REQUEST →
Print out the material that follows word for word.

RECORDS →
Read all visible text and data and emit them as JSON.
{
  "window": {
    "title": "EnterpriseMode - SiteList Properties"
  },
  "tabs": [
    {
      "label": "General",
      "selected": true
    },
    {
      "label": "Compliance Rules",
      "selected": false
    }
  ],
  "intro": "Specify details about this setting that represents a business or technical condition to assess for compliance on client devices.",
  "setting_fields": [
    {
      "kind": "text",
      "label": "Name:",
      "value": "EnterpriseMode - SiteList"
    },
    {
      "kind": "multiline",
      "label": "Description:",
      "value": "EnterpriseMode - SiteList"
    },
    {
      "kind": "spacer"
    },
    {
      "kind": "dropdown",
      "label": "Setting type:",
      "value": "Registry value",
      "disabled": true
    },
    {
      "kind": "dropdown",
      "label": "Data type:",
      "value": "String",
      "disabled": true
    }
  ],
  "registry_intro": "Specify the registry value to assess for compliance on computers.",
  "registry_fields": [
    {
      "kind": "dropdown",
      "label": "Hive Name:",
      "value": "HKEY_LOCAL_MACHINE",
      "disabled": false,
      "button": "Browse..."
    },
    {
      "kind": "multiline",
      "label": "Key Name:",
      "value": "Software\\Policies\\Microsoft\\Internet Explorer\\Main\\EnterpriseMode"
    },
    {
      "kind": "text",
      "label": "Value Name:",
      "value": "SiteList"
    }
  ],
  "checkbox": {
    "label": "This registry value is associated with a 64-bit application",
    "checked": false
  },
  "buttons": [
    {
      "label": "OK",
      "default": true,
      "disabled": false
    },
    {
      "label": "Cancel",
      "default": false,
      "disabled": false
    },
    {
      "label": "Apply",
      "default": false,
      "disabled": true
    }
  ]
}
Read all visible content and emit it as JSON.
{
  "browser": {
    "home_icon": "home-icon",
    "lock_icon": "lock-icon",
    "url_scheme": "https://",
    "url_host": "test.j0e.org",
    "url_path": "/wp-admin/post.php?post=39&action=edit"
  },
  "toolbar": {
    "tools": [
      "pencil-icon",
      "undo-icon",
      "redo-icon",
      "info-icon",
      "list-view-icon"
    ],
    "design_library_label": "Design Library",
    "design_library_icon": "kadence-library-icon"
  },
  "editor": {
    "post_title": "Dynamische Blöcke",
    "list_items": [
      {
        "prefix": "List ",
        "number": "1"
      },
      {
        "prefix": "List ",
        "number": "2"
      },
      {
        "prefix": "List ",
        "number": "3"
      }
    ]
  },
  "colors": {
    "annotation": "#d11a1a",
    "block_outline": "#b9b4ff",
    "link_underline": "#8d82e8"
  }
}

RESPONSE →
Read all visible text and data and emit them as JSON.
{
  "window": {
    "title": "EnterpriseMode - SiteList Properties"
  },
  "tabs": [
    {
      "label": "General",
      "selected": true
    },
    {
      "label": "Compliance Rules",
      "selected": false
    }
  ],
  "intro": "Specify details about this setting that represents a business or technical condition to assess for compliance on client devices.",
  "setting_fields": [
    {
      "kind": "text",
      "label": "Name:",
      "value": "EnterpriseMode - SiteList"
    },
    {
      "kind": "multiline",
      "label": "Description:",
      "value": "EnterpriseMode - SiteList"
    },
    {
      "kind": "spacer"
    },
    {
      "kind": "dropdown",
      "label": "Setting type:",
      "value": "Registry value",
      "disabled": true
    },
    {
      "kind": "dropdown",
      "label": "Data type:",
      "value": "String",
      "disabled": true
    }
  ],
  "registry_intro": "Specify the registry value to assess for compliance on computers.",
  "registry_fields": [
    {
      "kind": "dropdown",
      "label": "Hive Name:",
      "value": "HKEY_LOCAL_MACHINE",
      "disabled": false,
      "button": "Browse..."
    },
    {
      "kind": "multiline",
      "label": "Key Name:",
      "value": "Software\\Policies\\Microsoft\\Internet Explorer\\Main\\EnterpriseMode"
    },
    {
      "kind": "text",
      "label": "Value Name:",
      "value": "SiteList"
    }
  ],
  "checkbox": {
    "label": "This registry value is associated with a 64-bit application",
    "checked": false
  },
  "buttons": [
    {
      "label": "OK",
      "default": true,
      "disabled": false
    },
    {
      "label": "Cancel",
      "default": false,
      "disabled": false
    },
    {
      "label": "Apply",
      "default": false,
      "disabled": true
    }
  ]
}
Read all visible content and emit it as JSON.
{
  "browser": {
    "home_icon": "home-icon",
    "lock_icon": "lock-icon",
    "url_scheme": "https://",
    "url_host": "test.j0e.org",
    "url_path": "/wp-admin/post.php?post=39&action=edit"
  },
  "toolbar": {
    "tools": [
      "pencil-icon",
      "undo-icon",
      "redo-icon",
      "info-icon",
      "list-view-icon"
    ],
    "design_library_label": "Design Library",
    "design_library_icon": "kadence-library-icon"
  },
  "editor": {
    "post_title": "Dynamische Blöcke",
    "list_items": [
      {
        "prefix": "List ",
        "number": "1"
      },
      {
        "prefix": "List ",
        "number": "2"
      },
      {
        "prefix": "List ",
        "number": "3"
      }
    ]
  },
  "colors": {
    "annotation": "#d11a1a",
    "block_outline": "#b9b4ff",
    "link_underline": "#8d82e8"
  }
}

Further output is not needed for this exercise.